Here is the rectangular plot of \[ r=2\cos\theta \] The positive part is blue; the negative part is red.
To construct the polar plot, we first plot some interesting points for \(\dfrac{-\pi}{2} \le \theta \le \dfrac{\pi}{2}\) where \(r\) is positive: \[\begin{matrix} \theta&\dfrac{-\pi}{2}&\dfrac{-\pi}{3}&\dfrac{-\pi}{6}&0 &\dfrac{\pi}{6}&\dfrac{\pi}{3}&\dfrac{\pi}{2} \\[10pt] r&0&1&\sqrt{3}&2&\sqrt{3}&1&0 \end{matrix}\]
We connect the points, while looking at the rectangular plot. As \(\theta\) increases from \(\dfrac{-\pi}{2}\) to \(0\), \(r\) increases from \(0\) to \(2\). Then as \(\theta\) increases from \(0\) to \(\dfrac{\pi}{2}\), \(r\) decreases symmetrically from \(2\) back to \(0\).
For \(\dfrac{\pi}{2} \le \theta \le \dfrac{3\pi}{2}\), \(r\) is negative and the curve retraces the previous curve.

*PROVIDED DATA*
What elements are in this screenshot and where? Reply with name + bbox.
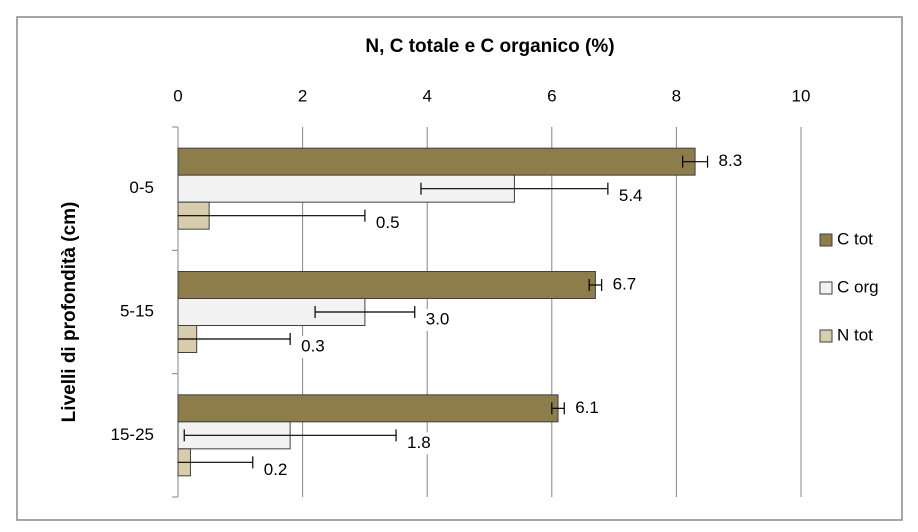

*REQUIRED ACTIONS*
1: Pull out the section of the polar-plot explanation that starts at "To construct the" and ends at "back to \(0\).", copying it word for word.
2: Extend the polar-plot explanation by writing what comes after its final sentence.

*RESULTS*
1:
To construct the polar plot, we first plot some interesting points for \(\dfrac{-\pi}{2} \le \theta \le \dfrac{\pi}{2}\) where \(r\) is positive: \[\begin{matrix} \theta&\dfrac{-\pi}{2}&\dfrac{-\pi}{3}&\dfrac{-\pi}{6}&0 &\dfrac{\pi}{6}&\dfrac{\pi}{3}&\dfrac{\pi}{2} \\[10pt] r&0&1&\sqrt{3}&2&\sqrt{3}&1&0 \end{matrix}\]
We connect the points, while looking at the rectangular plot. As \(\theta\) increases from \(\dfrac{-\pi}{2}\) to \(0\), \(r\) increases from \(0\) to \(2\). Then as \(\theta\) increases from \(0\) to \(\dfrac{\pi}{2}\), \(r\) decreases symmetrically from \(2\) back to \(0\).

2:
The plot shows the curve alternating between positive \(r\) and negative \(r\).
Looking at the plot, we might guess that the curve is a circle. We can verify this by converting our function into rectangular coordinates: \[\begin{aligned} r=2\cos\theta \quad &\Rightarrow \quad r^2=2r\cos\theta \quad \Rightarrow \quad x^2+y^2=2x \\ &\Rightarrow \quad x^2-2x+y^2=0 \quad \Rightarrow \quad (x-1)^2+y^2=1 \end{aligned}\] This is a circle with radius \(1\) centered at \((x,y)=(1,0)\).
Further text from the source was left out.